INSTRUCTIONS FOR THE TASK
Pick out every line with the word "освоения" and copy it.

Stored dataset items
• • • •

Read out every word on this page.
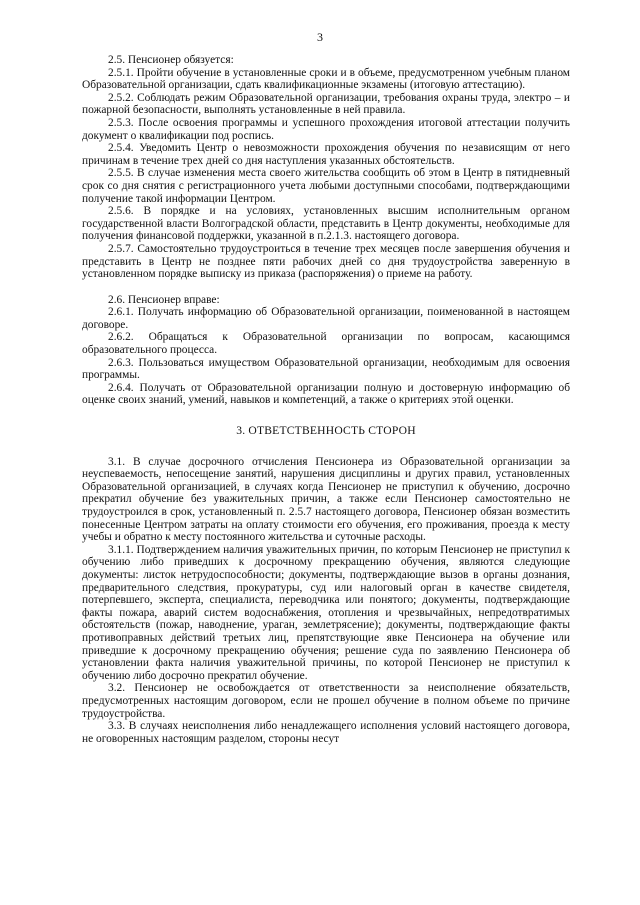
3

2.5. Пенсионер обязуется:

2.5.1. Пройти обучение в установленные сроки и в объеме, предусмотренном учебным планом Образовательной организации, сдать квалификационные экзамены (итоговую аттестацию).

2.5.2. Соблюдать режим Образовательной организации, требования охраны труда, электро – и пожарной безопасности, выполнять установленные в ней правила.

2.5.3. После освоения программы и успешного прохождения итоговой аттестации получить документ о квалификации под роспись.

2.5.4. Уведомить Центр о невозможности прохождения обучения по независящим от него причинам в течение трех дней со дня наступления указанных обстоятельств.

2.5.5. В случае изменения места своего жительства сообщить об этом в Центр в пятидневный срок со дня снятия с регистрационного учета любыми доступными способами, подтверждающими получение такой информации Центром.

2.5.6. В порядке и на условиях, установленных высшим исполнительным органом государственной власти Волгоградской области, представить в Центр документы, необходимые для получения финансовой поддержки, указанной в п.2.1.3. настоящего договора.

2.5.7. Самостоятельно трудоустроиться в течение трех месяцев после завершения обучения и представить в Центр не позднее пяти рабочих дней со дня трудоустройства заверенную в установленном порядке выписку из приказа (распоряжения) о приеме на работу.

2.6. Пенсионер вправе:

2.6.1. Получать информацию об Образовательной организации, поименованной в настоящем договоре.

2.6.2. Обращаться к Образовательной организации по вопросам, касающимся образовательного процесса.

2.6.3. Пользоваться имуществом Образовательной организации, необходимым для освоения программы.

2.6.4. Получать от Образовательной организации полную и достоверную информацию об оценке своих знаний, умений, навыков и компетенций, а также о критериях этой оценки.

3. ОТВЕТСТВЕННОСТЬ СТОРОН

3.1. В случае досрочного отчисления Пенсионера из Образовательной организации за неуспеваемость, непосещение занятий, нарушения дисциплины и других правил, установленных Образовательной организацией, в случаях когда Пенсионер не приступил к обучению, досрочно прекратил обучение без уважительных причин, а также если Пенсионер самостоятельно не трудоустроился в срок, установленный п. 2.5.7 настоящего договора, Пенсионер обязан возместить понесенные Центром затраты на оплату стоимости его обучения, его проживания, проезда к месту учебы и обратно к месту постоянного жительства и суточные расходы.

3.1.1. Подтверждением наличия уважительных причин, по которым Пенсионер не приступил к обучению либо приведших к досрочному прекращению обучения, являются следующие документы: листок нетрудоспособности; документы, подтверждающие вызов в органы дознания, предварительного следствия, прокуратуры, суд или налоговый орган в качестве свидетеля, потерпевшего, эксперта, специалиста, переводчика или понятого; документы, подтверждающие факты пожара, аварий систем водоснабжения, отопления и чрезвычайных, непредотвратимых обстоятельств (пожар, наводнение, ураган, землетрясение); документы, подтверждающие факты противоправных действий третьих лиц, препятствующие явке Пенсионера на обучение или приведшие к досрочному прекращению обучения; решение суда по заявлению Пенсионера об установлении факта наличия уважительной причины, по которой Пенсионер не приступил к обучению либо досрочно прекратил обучение.

3.2. Пенсионер не освобождается от ответственности за неисполнение обязательств, предусмотренных настоящим договором, если не прошел обучение в полном объеме по причине трудоустройства.

3.3. В случаях неисполнения либо ненадлежащего исполнения условий настоящего договора, не оговоренных настоящим разделом, стороны несут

• • • •

TASK OUTPUT
2.5.3. После освоения программы и успешного прохождения итоговой аттестации получить документ о квалификации под роспись.
2.6.3. Пользоваться имуществом Образовательной организации, необходимым для освоения программы.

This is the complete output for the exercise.